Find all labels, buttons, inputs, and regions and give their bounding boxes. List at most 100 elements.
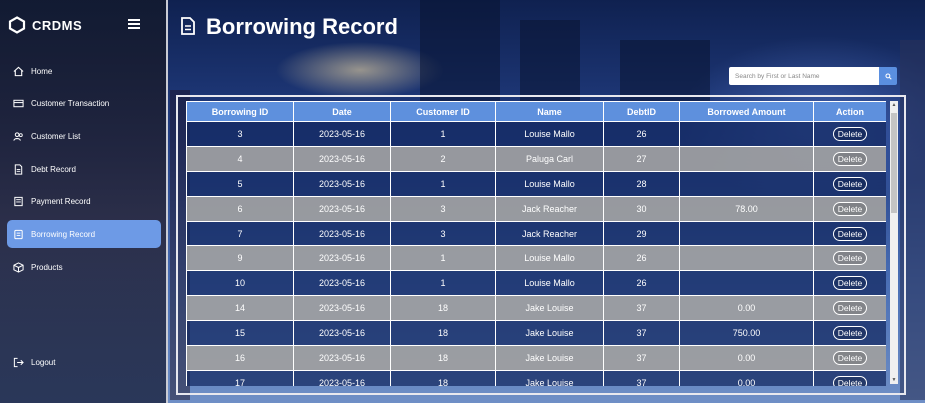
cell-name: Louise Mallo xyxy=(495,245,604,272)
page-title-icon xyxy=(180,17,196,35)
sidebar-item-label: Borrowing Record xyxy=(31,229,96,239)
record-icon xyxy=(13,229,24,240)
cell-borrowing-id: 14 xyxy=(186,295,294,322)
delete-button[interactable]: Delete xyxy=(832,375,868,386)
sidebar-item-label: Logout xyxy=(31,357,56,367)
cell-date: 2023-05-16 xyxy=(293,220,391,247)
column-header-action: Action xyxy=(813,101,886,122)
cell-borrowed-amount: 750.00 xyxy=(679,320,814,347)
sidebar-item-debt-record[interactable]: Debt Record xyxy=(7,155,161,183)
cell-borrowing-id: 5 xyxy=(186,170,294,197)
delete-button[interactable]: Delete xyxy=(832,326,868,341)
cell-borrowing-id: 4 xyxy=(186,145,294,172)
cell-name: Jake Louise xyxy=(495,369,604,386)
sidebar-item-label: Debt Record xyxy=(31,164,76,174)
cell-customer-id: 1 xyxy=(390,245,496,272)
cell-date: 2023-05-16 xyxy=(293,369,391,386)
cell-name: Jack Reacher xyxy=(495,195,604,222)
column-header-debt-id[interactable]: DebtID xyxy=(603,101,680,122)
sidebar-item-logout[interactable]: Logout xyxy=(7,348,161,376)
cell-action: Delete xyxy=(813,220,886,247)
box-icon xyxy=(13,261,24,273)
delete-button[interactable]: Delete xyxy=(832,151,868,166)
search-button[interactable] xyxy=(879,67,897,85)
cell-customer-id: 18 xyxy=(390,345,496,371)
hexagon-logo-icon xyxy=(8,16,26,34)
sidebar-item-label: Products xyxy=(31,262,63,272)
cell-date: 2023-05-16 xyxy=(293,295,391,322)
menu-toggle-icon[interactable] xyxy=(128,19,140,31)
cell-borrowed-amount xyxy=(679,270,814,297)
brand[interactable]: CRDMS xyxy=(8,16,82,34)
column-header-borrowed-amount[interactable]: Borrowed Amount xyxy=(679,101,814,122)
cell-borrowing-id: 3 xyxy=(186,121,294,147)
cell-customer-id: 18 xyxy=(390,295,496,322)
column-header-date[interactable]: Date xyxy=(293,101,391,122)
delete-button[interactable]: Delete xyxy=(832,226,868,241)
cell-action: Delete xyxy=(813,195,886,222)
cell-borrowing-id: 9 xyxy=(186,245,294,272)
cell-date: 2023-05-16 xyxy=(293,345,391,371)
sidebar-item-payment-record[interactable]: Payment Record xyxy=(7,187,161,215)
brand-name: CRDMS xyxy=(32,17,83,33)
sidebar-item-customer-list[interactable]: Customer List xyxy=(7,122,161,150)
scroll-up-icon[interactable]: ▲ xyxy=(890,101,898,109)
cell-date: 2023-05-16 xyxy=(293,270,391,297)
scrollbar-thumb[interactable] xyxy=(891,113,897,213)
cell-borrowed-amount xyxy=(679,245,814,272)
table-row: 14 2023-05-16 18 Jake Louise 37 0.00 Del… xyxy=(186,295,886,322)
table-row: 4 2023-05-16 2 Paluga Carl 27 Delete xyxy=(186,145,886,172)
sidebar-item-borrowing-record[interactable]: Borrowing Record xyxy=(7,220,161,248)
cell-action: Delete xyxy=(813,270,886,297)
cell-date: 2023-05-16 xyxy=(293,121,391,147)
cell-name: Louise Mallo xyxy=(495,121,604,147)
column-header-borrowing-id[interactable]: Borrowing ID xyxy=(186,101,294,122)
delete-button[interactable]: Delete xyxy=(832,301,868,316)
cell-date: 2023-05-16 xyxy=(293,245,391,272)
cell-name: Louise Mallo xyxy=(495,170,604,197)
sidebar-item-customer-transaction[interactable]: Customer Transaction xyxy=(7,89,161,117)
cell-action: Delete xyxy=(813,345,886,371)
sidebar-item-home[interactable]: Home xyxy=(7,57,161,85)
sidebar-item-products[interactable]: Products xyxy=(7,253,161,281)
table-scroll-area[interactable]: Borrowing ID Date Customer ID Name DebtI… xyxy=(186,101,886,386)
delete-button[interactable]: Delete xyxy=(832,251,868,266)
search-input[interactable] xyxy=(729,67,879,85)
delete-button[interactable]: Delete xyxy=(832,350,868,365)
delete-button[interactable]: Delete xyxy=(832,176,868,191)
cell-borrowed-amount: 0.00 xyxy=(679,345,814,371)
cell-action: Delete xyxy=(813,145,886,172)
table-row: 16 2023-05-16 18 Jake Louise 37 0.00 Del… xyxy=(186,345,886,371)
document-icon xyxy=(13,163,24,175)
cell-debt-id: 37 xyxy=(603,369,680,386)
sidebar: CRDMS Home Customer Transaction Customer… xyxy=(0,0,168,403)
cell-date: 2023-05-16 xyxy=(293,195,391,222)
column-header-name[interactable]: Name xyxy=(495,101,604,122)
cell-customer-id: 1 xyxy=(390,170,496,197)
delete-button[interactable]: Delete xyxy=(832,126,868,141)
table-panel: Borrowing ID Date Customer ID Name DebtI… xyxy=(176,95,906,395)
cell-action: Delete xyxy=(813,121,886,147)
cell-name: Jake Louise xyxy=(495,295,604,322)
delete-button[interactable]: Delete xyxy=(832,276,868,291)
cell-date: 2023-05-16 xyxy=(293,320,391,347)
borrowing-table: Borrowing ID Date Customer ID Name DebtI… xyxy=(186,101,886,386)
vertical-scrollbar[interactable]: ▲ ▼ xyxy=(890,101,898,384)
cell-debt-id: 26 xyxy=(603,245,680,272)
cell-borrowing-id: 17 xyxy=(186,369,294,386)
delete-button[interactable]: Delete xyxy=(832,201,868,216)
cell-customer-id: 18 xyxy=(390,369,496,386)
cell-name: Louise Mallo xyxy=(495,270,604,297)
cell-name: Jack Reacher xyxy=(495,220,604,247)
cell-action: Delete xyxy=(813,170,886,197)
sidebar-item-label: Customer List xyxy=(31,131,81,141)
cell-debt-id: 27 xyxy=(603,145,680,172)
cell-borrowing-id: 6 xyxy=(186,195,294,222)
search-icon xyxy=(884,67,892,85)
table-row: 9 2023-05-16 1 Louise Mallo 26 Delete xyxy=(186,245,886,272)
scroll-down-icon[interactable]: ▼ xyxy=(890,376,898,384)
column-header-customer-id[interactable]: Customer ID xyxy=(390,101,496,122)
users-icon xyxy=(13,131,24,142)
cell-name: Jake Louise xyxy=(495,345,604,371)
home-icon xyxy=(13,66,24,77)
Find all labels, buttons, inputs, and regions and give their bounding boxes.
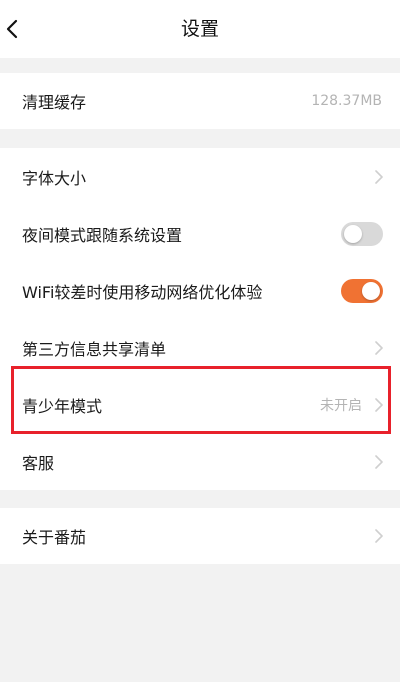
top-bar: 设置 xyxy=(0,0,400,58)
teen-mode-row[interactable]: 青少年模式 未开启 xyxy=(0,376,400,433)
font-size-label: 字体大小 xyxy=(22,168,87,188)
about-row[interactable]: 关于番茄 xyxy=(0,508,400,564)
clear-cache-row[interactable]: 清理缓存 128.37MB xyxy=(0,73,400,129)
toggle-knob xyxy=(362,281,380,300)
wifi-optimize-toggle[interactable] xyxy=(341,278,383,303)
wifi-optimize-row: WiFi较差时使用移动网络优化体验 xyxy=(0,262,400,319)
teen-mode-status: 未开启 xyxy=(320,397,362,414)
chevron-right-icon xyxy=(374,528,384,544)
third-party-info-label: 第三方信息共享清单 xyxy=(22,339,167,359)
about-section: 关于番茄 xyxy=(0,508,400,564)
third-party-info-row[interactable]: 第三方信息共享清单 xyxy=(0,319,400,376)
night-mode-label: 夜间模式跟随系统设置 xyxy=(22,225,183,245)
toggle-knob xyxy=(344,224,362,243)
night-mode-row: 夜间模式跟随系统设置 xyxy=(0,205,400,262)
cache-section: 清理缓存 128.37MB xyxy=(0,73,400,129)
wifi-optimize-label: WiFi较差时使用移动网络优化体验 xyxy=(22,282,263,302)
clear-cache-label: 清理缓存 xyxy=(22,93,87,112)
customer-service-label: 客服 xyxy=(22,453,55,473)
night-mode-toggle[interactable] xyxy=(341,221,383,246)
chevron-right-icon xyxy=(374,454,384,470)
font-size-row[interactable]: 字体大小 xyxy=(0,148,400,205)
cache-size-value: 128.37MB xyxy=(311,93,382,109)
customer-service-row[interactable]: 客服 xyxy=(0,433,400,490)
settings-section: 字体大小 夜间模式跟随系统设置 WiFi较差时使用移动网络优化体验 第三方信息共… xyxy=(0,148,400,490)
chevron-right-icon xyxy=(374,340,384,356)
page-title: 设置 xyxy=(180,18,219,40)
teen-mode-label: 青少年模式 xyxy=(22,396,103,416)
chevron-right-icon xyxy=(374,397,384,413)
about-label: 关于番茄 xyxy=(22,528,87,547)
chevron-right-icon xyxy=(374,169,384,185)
===
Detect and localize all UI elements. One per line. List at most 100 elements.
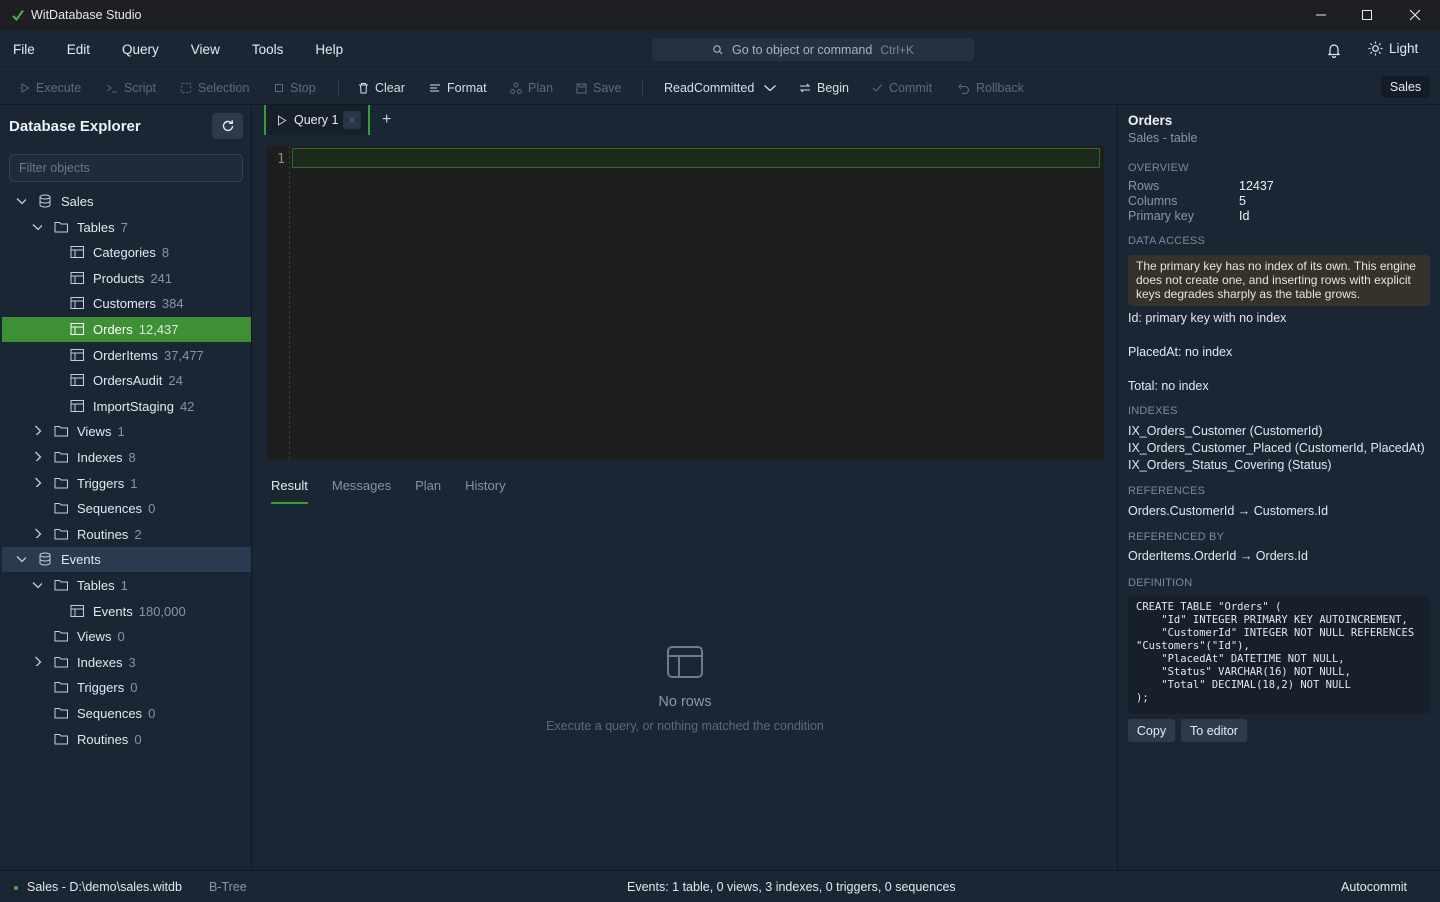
===
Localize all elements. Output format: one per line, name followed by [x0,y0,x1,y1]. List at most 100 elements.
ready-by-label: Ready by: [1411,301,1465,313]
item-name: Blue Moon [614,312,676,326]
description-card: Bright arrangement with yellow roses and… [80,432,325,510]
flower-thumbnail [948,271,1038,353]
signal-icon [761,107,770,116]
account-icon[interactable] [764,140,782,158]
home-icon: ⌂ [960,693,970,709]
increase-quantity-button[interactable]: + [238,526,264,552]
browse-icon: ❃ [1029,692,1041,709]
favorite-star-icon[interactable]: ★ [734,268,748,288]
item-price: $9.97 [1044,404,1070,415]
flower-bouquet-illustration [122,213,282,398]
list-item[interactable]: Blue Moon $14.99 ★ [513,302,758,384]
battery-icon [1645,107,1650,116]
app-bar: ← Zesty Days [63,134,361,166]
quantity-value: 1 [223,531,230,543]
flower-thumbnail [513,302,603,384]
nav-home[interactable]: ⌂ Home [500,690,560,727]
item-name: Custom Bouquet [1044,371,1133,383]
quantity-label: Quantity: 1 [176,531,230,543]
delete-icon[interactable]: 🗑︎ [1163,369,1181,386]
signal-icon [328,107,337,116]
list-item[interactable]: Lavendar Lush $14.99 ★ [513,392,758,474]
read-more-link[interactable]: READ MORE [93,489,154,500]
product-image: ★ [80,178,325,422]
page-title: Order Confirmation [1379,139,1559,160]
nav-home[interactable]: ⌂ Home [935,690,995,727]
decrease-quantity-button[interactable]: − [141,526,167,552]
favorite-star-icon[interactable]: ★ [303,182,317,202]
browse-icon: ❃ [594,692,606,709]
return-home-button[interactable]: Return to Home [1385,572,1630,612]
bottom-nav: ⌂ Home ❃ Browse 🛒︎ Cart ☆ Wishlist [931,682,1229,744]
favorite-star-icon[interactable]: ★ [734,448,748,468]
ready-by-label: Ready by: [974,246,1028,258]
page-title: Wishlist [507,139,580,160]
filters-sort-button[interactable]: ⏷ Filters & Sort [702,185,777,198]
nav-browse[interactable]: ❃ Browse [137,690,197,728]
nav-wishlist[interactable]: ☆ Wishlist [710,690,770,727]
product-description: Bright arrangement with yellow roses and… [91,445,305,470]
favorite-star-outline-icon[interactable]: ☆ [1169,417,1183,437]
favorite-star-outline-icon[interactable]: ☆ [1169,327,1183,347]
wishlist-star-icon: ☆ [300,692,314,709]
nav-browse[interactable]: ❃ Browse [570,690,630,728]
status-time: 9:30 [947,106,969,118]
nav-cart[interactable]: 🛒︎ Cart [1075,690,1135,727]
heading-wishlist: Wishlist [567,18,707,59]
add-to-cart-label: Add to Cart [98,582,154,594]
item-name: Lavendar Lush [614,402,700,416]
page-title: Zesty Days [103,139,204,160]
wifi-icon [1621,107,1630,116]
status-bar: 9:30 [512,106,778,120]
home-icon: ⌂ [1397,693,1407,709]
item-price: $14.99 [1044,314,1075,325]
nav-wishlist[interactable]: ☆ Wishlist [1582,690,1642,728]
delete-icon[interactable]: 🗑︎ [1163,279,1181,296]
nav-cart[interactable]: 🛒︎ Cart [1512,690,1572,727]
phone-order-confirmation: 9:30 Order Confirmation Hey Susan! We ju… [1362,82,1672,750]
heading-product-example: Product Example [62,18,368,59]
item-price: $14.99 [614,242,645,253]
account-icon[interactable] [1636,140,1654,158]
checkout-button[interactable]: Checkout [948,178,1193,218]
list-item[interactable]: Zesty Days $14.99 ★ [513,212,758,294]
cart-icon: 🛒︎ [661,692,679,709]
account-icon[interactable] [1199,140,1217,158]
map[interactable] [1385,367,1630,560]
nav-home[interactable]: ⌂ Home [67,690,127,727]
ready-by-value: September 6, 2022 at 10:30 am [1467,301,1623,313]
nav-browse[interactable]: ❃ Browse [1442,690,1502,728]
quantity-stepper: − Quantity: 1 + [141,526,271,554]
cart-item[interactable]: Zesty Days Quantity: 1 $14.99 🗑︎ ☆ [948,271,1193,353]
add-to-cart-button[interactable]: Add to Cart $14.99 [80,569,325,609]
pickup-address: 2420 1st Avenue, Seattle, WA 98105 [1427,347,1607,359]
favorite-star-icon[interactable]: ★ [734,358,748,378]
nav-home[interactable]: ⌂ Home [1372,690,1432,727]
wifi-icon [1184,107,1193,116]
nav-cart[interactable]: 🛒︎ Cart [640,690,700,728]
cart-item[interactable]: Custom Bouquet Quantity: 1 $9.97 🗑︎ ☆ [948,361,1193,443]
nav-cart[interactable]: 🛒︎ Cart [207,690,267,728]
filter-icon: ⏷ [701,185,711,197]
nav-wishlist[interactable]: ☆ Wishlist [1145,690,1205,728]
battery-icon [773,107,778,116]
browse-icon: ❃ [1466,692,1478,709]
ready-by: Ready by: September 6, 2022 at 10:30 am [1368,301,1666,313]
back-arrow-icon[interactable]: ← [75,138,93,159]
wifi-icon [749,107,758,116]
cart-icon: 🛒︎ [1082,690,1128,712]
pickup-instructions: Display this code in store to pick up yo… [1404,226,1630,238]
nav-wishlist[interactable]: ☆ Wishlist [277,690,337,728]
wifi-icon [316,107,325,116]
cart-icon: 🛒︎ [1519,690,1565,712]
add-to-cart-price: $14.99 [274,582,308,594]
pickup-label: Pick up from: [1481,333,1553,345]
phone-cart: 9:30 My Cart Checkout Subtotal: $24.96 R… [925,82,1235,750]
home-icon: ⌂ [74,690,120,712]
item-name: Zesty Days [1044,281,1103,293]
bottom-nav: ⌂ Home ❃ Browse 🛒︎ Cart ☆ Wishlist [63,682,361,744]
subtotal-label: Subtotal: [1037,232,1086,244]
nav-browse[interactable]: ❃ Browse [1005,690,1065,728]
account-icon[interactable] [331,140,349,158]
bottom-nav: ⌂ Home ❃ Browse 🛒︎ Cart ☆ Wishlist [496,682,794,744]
===
**Instructions for the task**
Copy the material above line for line, beginning at the line that contains "boxes. List at most 100 elements." and stopping after the line that contains "delete-button[interactable]: Delete xyxy=(832,375,868,386)". Leave the picture out of your copy.

**The solution**
Find all labels, buttons, inputs, and regions and give their bounding boxes. List at most 100 elements.
cell-name: Louise Mallo xyxy=(495,245,604,272)
page-title-icon xyxy=(180,17,196,35)
sidebar-item-label: Borrowing Record xyxy=(31,229,96,239)
record-icon xyxy=(13,229,24,240)
cell-borrowing-id: 14 xyxy=(186,295,294,322)
delete-button[interactable]: Delete xyxy=(832,375,868,386)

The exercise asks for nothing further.